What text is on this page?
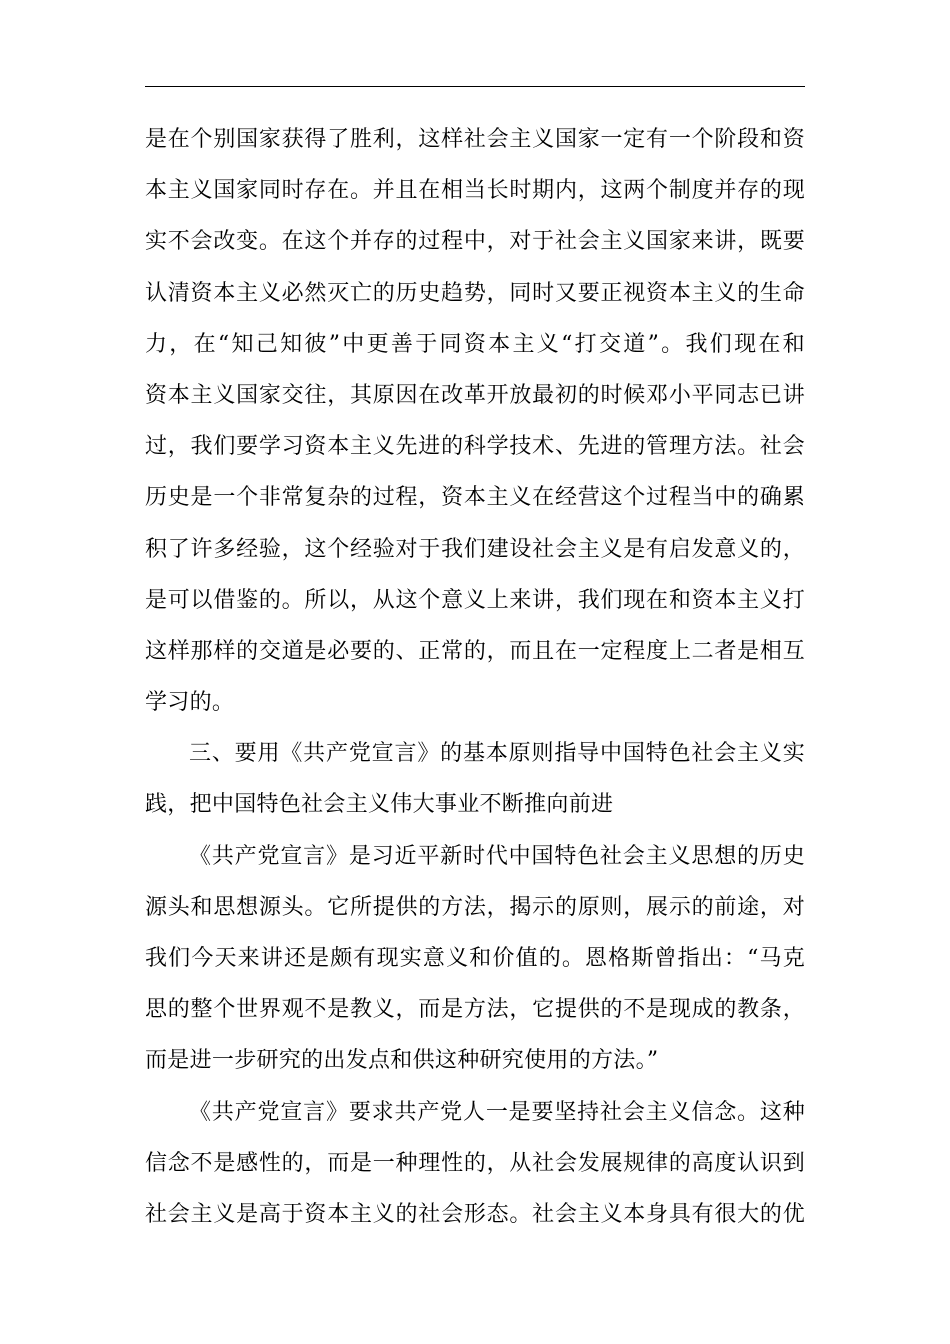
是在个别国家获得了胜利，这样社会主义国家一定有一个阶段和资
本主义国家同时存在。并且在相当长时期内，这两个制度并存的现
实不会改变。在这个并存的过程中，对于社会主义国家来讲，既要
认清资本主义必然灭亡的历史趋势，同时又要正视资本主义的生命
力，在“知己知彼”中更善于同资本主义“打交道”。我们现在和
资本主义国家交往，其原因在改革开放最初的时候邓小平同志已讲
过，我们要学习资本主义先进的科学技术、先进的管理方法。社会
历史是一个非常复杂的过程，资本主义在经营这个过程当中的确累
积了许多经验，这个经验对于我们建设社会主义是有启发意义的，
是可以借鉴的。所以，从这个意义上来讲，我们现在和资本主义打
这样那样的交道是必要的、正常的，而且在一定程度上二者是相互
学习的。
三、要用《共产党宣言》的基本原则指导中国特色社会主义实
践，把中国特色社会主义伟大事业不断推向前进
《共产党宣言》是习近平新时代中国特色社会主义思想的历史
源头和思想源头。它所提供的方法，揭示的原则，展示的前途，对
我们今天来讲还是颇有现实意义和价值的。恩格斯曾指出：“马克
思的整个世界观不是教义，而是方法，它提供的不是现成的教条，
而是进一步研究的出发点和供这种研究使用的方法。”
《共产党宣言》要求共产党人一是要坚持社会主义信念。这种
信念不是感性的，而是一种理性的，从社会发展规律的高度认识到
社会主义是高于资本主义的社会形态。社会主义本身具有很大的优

◆ ◆ ◆

EXERCISE DETAILS | Pick out every line above that holds the word "共产党宣言" and copy it.

CORRECT RESULT |
三、要用《共产党宣言》的基本原则指导中国特色社会主义实
《共产党宣言》是习近平新时代中国特色社会主义思想的历史
《共产党宣言》要求共产党人一是要坚持社会主义信念。这种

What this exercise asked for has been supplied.